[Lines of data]
..............................

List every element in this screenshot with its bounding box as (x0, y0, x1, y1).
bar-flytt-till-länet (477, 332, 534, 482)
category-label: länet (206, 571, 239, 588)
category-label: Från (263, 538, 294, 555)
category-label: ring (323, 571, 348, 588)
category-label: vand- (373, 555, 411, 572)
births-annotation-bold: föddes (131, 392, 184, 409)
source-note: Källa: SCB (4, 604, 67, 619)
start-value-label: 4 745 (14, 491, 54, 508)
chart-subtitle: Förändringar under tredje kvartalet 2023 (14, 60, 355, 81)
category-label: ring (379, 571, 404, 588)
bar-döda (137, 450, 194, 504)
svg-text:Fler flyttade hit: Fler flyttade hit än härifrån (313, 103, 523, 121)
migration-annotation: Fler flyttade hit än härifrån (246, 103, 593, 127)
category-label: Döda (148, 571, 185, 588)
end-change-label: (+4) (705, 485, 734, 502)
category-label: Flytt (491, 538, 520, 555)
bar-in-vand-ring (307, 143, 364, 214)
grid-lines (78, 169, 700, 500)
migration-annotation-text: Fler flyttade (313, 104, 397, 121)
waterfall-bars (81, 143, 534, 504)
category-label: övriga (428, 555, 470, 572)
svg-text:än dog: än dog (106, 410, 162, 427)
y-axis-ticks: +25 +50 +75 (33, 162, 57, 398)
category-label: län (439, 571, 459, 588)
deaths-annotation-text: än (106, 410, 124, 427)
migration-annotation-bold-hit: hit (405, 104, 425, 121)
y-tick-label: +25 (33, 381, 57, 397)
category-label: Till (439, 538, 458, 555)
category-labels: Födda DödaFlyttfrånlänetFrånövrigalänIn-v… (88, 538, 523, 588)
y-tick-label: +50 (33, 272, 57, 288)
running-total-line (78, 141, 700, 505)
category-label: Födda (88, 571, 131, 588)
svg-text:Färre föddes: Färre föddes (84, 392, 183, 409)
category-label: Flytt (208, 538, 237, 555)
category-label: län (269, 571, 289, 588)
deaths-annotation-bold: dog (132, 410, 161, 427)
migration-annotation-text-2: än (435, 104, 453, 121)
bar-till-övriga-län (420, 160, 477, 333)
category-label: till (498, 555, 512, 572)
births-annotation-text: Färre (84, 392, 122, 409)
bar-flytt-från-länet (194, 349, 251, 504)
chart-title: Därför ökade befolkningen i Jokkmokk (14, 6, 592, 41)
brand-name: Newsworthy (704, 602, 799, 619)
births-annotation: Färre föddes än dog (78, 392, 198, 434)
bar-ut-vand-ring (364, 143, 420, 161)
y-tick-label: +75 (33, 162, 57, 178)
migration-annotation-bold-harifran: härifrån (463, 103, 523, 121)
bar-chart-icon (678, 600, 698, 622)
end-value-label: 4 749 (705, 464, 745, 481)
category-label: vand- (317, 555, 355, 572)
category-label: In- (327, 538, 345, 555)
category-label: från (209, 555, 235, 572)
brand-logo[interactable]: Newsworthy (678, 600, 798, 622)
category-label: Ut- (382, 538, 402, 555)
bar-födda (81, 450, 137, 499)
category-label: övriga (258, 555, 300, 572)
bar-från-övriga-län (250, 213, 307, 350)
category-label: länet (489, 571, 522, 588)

..............................

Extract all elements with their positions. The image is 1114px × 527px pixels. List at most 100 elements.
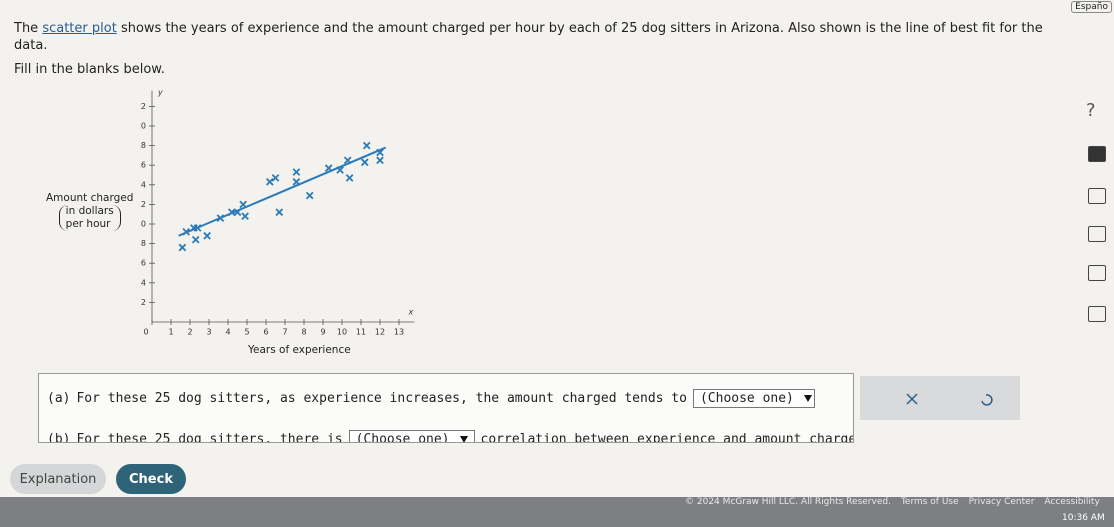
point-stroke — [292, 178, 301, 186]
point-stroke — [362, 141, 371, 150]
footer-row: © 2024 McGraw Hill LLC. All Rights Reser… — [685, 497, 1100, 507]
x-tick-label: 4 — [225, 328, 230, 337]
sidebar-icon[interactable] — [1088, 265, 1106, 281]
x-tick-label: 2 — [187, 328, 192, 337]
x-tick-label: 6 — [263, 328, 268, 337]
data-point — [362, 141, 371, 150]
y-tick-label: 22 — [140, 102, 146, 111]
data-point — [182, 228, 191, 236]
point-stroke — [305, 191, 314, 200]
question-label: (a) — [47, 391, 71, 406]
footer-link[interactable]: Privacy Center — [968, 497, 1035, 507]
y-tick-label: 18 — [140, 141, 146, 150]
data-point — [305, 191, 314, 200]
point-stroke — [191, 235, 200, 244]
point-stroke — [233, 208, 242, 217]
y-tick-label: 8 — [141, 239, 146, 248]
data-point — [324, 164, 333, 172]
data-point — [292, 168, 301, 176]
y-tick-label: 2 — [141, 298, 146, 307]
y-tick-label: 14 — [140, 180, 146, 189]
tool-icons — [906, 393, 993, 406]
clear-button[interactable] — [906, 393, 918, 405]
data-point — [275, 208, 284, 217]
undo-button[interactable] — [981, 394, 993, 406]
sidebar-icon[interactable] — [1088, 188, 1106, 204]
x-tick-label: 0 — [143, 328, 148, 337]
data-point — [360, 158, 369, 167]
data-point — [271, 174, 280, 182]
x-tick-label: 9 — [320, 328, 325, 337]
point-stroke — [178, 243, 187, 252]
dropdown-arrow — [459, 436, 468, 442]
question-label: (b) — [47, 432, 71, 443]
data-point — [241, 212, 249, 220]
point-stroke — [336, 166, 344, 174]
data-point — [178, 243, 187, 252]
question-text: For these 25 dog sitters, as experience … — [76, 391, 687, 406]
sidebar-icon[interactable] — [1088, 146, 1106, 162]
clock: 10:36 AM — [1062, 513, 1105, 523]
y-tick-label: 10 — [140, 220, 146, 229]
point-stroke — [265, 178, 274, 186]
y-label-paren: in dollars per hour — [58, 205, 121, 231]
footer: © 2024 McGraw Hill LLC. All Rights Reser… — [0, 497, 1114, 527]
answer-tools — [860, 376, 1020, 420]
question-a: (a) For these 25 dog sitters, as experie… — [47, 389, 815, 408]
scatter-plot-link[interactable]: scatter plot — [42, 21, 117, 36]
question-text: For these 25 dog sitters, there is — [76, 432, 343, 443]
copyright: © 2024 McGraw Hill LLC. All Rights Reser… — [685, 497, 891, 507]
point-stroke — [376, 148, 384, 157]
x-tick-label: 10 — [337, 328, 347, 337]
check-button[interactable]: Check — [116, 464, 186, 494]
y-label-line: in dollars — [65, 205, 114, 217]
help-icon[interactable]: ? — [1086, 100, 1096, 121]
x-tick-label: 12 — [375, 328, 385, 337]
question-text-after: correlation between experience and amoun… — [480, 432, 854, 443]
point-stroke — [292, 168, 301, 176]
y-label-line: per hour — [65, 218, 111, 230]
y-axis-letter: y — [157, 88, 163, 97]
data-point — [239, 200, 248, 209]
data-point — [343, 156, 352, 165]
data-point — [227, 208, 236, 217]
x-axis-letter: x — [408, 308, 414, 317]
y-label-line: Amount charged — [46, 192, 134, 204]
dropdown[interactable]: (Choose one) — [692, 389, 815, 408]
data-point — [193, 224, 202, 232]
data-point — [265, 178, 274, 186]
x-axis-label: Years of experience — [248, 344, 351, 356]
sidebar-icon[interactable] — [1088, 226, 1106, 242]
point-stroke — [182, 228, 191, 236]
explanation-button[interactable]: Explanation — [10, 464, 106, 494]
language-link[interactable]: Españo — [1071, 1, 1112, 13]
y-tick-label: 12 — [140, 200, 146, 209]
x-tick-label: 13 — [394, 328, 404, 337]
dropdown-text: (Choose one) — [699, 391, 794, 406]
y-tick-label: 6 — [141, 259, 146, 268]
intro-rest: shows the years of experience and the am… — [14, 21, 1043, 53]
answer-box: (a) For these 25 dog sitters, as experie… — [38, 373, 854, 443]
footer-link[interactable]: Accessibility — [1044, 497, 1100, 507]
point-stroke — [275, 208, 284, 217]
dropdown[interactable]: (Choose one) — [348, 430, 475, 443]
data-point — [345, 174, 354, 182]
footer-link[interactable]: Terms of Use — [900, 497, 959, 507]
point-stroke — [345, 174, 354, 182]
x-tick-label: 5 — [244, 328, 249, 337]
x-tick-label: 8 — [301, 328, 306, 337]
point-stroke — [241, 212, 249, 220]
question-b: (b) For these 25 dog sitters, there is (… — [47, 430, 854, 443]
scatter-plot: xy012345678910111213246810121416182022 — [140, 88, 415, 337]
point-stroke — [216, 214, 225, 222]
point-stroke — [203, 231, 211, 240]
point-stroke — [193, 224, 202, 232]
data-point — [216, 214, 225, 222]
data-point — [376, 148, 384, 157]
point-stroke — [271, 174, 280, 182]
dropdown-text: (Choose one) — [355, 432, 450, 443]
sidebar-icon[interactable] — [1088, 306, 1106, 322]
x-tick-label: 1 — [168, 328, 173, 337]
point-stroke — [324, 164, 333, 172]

..............................

*Given task*
Copy the records without any changes, starting at the line containing "point-stroke — [292, 178, 301, 186]" and ending at the line containing "data-point — [275, 208, 284, 217]", both lines included.

*Response to the task*
point-stroke — [292, 178, 301, 186]
point-stroke — [362, 141, 371, 150]
footer-row: © 2024 McGraw Hill LLC. All Rights Reser… — [685, 497, 1100, 507]
x-tick-label: 4 — [225, 328, 230, 337]
sidebar-icon[interactable] — [1088, 265, 1106, 281]
x-tick-label: 2 — [187, 328, 192, 337]
x-tick-label: 6 — [263, 328, 268, 337]
data-point — [362, 141, 371, 150]
y-tick-label: 22 — [140, 102, 146, 111]
data-point — [182, 228, 191, 236]
point-stroke — [305, 191, 314, 200]
question-label: (a) — [47, 391, 71, 406]
footer-link[interactable]: Privacy Center — [968, 497, 1035, 507]
y-tick-label: 18 — [140, 141, 146, 150]
data-point — [305, 191, 314, 200]
point-stroke — [191, 235, 200, 244]
point-stroke — [233, 208, 242, 217]
y-tick-label: 8 — [141, 239, 146, 248]
data-point — [324, 164, 333, 172]
data-point — [292, 168, 301, 176]
y-tick-label: 2 — [141, 298, 146, 307]
y-tick-label: 14 — [140, 180, 146, 189]
tool-icons — [906, 393, 993, 406]
clear-button[interactable] — [906, 393, 918, 405]
data-point — [275, 208, 284, 217]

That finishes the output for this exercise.